# REQUEST
Reproduce every item below word for word, leaving out the pictures.
_ _ _
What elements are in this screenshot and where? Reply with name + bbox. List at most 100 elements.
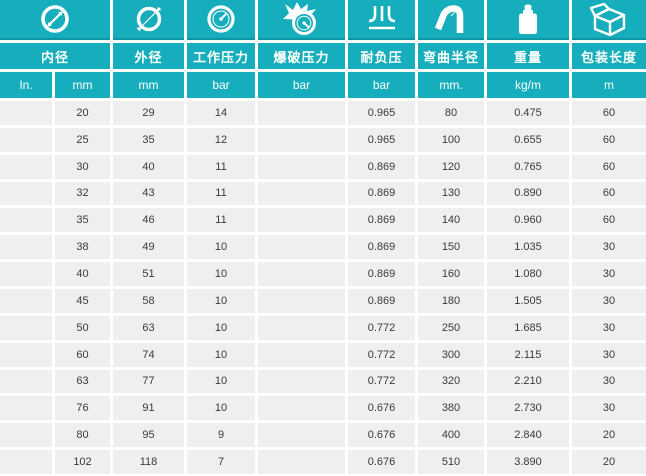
data-cell: 20 — [55, 101, 110, 125]
data-cell: 10 — [187, 235, 255, 260]
data-cell: 14 — [187, 101, 255, 125]
data-cell-empty — [258, 262, 345, 286]
data-cell: 0.869 — [348, 181, 415, 206]
data-cell-empty — [0, 369, 52, 394]
data-cell: 7 — [187, 450, 255, 474]
data-cell: 1.080 — [487, 262, 569, 286]
data-cell: 0.676 — [348, 423, 415, 448]
data-cell: 30 — [55, 154, 110, 179]
header-label-burst-pressure: 爆破压力 — [258, 43, 345, 69]
data-cell: 43 — [113, 181, 184, 206]
data-cell: 380 — [418, 396, 484, 421]
data-cell: 10 — [187, 289, 255, 313]
data-cell: 400 — [418, 423, 484, 448]
data-cell-empty — [258, 154, 345, 179]
data-cell-empty — [258, 235, 345, 260]
header-icon-cell-outer-diameter — [113, 0, 184, 40]
data-cell: 0.772 — [348, 369, 415, 394]
bend-radius-icon — [434, 5, 464, 33]
unit-outer-mm: mm — [113, 72, 184, 98]
data-cell: 11 — [187, 154, 255, 179]
data-cell: 510 — [418, 450, 484, 474]
header-label-package-length: 包装长度 — [572, 43, 646, 69]
data-cell-empty — [0, 396, 52, 421]
header-icon-cell-weight — [487, 0, 569, 40]
data-cell: 40 — [113, 154, 184, 179]
data-cell: 1.505 — [487, 289, 569, 313]
header-label-weight: 重量 — [487, 43, 569, 69]
data-cell-empty — [0, 262, 52, 286]
data-cell: 130 — [418, 181, 484, 206]
data-cell: 0.655 — [487, 127, 569, 152]
unit-bend-mm: mm. — [418, 72, 484, 98]
data-cell: 1.685 — [487, 315, 569, 340]
data-cell: 30 — [572, 235, 646, 260]
data-cell-empty — [0, 450, 52, 474]
unit-burst-bar: bar — [258, 72, 345, 98]
inner-diameter-icon — [41, 5, 69, 33]
data-cell-empty — [258, 289, 345, 313]
data-cell: 2.115 — [487, 342, 569, 367]
data-cell: 29 — [113, 101, 184, 125]
working-pressure-gauge-icon — [207, 5, 235, 33]
data-cell: 10 — [187, 315, 255, 340]
data-cell: 0.765 — [487, 154, 569, 179]
data-cell: 30 — [572, 289, 646, 313]
data-cell: 58 — [113, 289, 184, 313]
data-cell: 60 — [572, 127, 646, 152]
data-cell: 49 — [113, 235, 184, 260]
outer-diameter-icon — [136, 6, 161, 32]
data-cell: 0.772 — [348, 342, 415, 367]
data-cell-empty — [258, 181, 345, 206]
data-cell: 35 — [55, 208, 110, 233]
data-cell: 76 — [55, 396, 110, 421]
data-cell-empty — [258, 208, 345, 233]
data-cell: 38 — [55, 235, 110, 260]
data-cell-empty — [0, 342, 52, 367]
data-cell: 60 — [572, 154, 646, 179]
data-cell-empty — [258, 450, 345, 474]
data-cell: 63 — [55, 369, 110, 394]
data-cell: 50 — [55, 315, 110, 340]
data-cell: 10 — [187, 369, 255, 394]
data-cell: 160 — [418, 262, 484, 286]
data-cell: 0.869 — [348, 235, 415, 260]
data-cell: 30 — [572, 262, 646, 286]
header-icon-cell-vacuum — [348, 0, 415, 40]
data-cell: 0.965 — [348, 127, 415, 152]
data-cell: 45 — [55, 289, 110, 313]
data-cell: 0.869 — [348, 154, 415, 179]
data-cell: 60 — [572, 208, 646, 233]
data-cell: 40 — [55, 262, 110, 286]
vacuum-resistance-icon — [368, 6, 395, 30]
data-cell: 20 — [572, 450, 646, 474]
data-cell: 10 — [187, 342, 255, 367]
data-cell: 0.890 — [487, 181, 569, 206]
unit-inch: In. — [0, 72, 52, 98]
data-cell-empty — [0, 315, 52, 340]
burst-pressure-icon — [282, 2, 316, 35]
unit-length-m: m — [572, 72, 646, 98]
data-cell: 77 — [113, 369, 184, 394]
data-cell: 91 — [113, 396, 184, 421]
data-cell: 60 — [572, 101, 646, 125]
unit-working-bar: bar — [187, 72, 255, 98]
data-cell: 100 — [418, 127, 484, 152]
data-cell: 30 — [572, 369, 646, 394]
data-cell: 60 — [572, 181, 646, 206]
data-cell: 0.676 — [348, 450, 415, 474]
data-cell: 2.210 — [487, 369, 569, 394]
data-cell: 60 — [55, 342, 110, 367]
data-cell: 250 — [418, 315, 484, 340]
data-cell-empty — [0, 181, 52, 206]
data-cell: 2.730 — [487, 396, 569, 421]
data-cell: 120 — [418, 154, 484, 179]
data-cell: 0.965 — [348, 101, 415, 125]
data-cell-empty — [0, 289, 52, 313]
unit-vacuum-bar: bar — [348, 72, 415, 98]
data-cell-empty — [0, 208, 52, 233]
data-cell-empty — [0, 423, 52, 448]
data-cell-empty — [258, 423, 345, 448]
_ _ _
# WRITTEN RESPONSE
What elements are in this screenshot and where? Reply with name + bbox. List at most 100 elements.
data-cell: 20 — [55, 101, 110, 125]
data-cell: 10 — [187, 235, 255, 260]
data-cell: 14 — [187, 101, 255, 125]
data-cell-empty — [258, 262, 345, 286]
data-cell: 0.869 — [348, 181, 415, 206]
data-cell-empty — [0, 369, 52, 394]
data-cell: 7 — [187, 450, 255, 474]
data-cell: 1.080 — [487, 262, 569, 286]
data-cell: 0.676 — [348, 423, 415, 448]
data-cell: 30 — [55, 154, 110, 179]
header-label-burst-pressure: 爆破压力 — [258, 43, 345, 69]
data-cell: 43 — [113, 181, 184, 206]
data-cell: 380 — [418, 396, 484, 421]
data-cell: 10 — [187, 289, 255, 313]
data-cell: 400 — [418, 423, 484, 448]
data-cell-empty — [258, 154, 345, 179]
data-cell-empty — [258, 235, 345, 260]
header-icon-cell-outer-diameter — [113, 0, 184, 40]
data-cell: 0.772 — [348, 369, 415, 394]
bend-radius-icon — [434, 5, 464, 33]
unit-outer-mm: mm — [113, 72, 184, 98]
data-cell: 11 — [187, 154, 255, 179]
data-cell: 510 — [418, 450, 484, 474]
header-label-package-length: 包装长度 — [572, 43, 646, 69]
data-cell-empty — [0, 396, 52, 421]
header-icon-cell-weight — [487, 0, 569, 40]
data-cell: 40 — [113, 154, 184, 179]
data-cell: 1.505 — [487, 289, 569, 313]
header-label-weight: 重量 — [487, 43, 569, 69]
data-cell-empty — [0, 262, 52, 286]
data-cell: 130 — [418, 181, 484, 206]
data-cell: 0.655 — [487, 127, 569, 152]
unit-bend-mm: mm. — [418, 72, 484, 98]
data-cell: 1.685 — [487, 315, 569, 340]
data-cell: 30 — [572, 235, 646, 260]
data-cell-empty — [0, 450, 52, 474]
unit-burst-bar: bar — [258, 72, 345, 98]
inner-diameter-icon — [41, 5, 69, 33]
data-cell-empty — [258, 289, 345, 313]
data-cell: 2.115 — [487, 342, 569, 367]
data-cell: 29 — [113, 101, 184, 125]
working-pressure-gauge-icon — [207, 5, 235, 33]
data-cell: 10 — [187, 315, 255, 340]
data-cell: 0.765 — [487, 154, 569, 179]
data-cell: 30 — [572, 289, 646, 313]
data-cell: 58 — [113, 289, 184, 313]
data-cell: 60 — [572, 127, 646, 152]
data-cell: 49 — [113, 235, 184, 260]
outer-diameter-icon — [136, 6, 161, 32]
data-cell: 0.772 — [348, 342, 415, 367]
data-cell-empty — [258, 181, 345, 206]
data-cell: 35 — [55, 208, 110, 233]
data-cell: 76 — [55, 396, 110, 421]
data-cell-empty — [258, 208, 345, 233]
data-cell: 38 — [55, 235, 110, 260]
data-cell-empty — [0, 342, 52, 367]
data-cell: 60 — [572, 154, 646, 179]
data-cell-empty — [258, 450, 345, 474]
data-cell: 63 — [55, 369, 110, 394]
data-cell: 50 — [55, 315, 110, 340]
data-cell: 10 — [187, 369, 255, 394]
data-cell: 160 — [418, 262, 484, 286]
data-cell: 0.869 — [348, 235, 415, 260]
data-cell: 30 — [572, 262, 646, 286]
header-icon-cell-vacuum — [348, 0, 415, 40]
data-cell: 0.965 — [348, 127, 415, 152]
data-cell: 45 — [55, 289, 110, 313]
data-cell: 0.869 — [348, 154, 415, 179]
data-cell: 60 — [572, 208, 646, 233]
data-cell: 40 — [55, 262, 110, 286]
vacuum-resistance-icon — [368, 6, 395, 30]
data-cell: 20 — [572, 450, 646, 474]
data-cell: 10 — [187, 342, 255, 367]
data-cell: 0.890 — [487, 181, 569, 206]
unit-inch: In. — [0, 72, 52, 98]
data-cell-empty — [0, 315, 52, 340]
burst-pressure-icon — [282, 2, 316, 35]
unit-length-m: m — [572, 72, 646, 98]
data-cell: 77 — [113, 369, 184, 394]
data-cell: 91 — [113, 396, 184, 421]
data-cell: 60 — [572, 101, 646, 125]
unit-working-bar: bar — [187, 72, 255, 98]
data-cell: 100 — [418, 127, 484, 152]
data-cell: 30 — [572, 369, 646, 394]
data-cell: 60 — [572, 181, 646, 206]
data-cell: 0.676 — [348, 450, 415, 474]
data-cell: 2.210 — [487, 369, 569, 394]
data-cell: 60 — [55, 342, 110, 367]
data-cell: 250 — [418, 315, 484, 340]
data-cell-empty — [0, 181, 52, 206]
data-cell: 2.730 — [487, 396, 569, 421]
data-cell: 120 — [418, 154, 484, 179]
data-cell: 0.965 — [348, 101, 415, 125]
data-cell-empty — [0, 289, 52, 313]
unit-vacuum-bar: bar — [348, 72, 415, 98]
data-cell-empty — [0, 208, 52, 233]
data-cell-empty — [0, 423, 52, 448]
data-cell-empty — [258, 423, 345, 448]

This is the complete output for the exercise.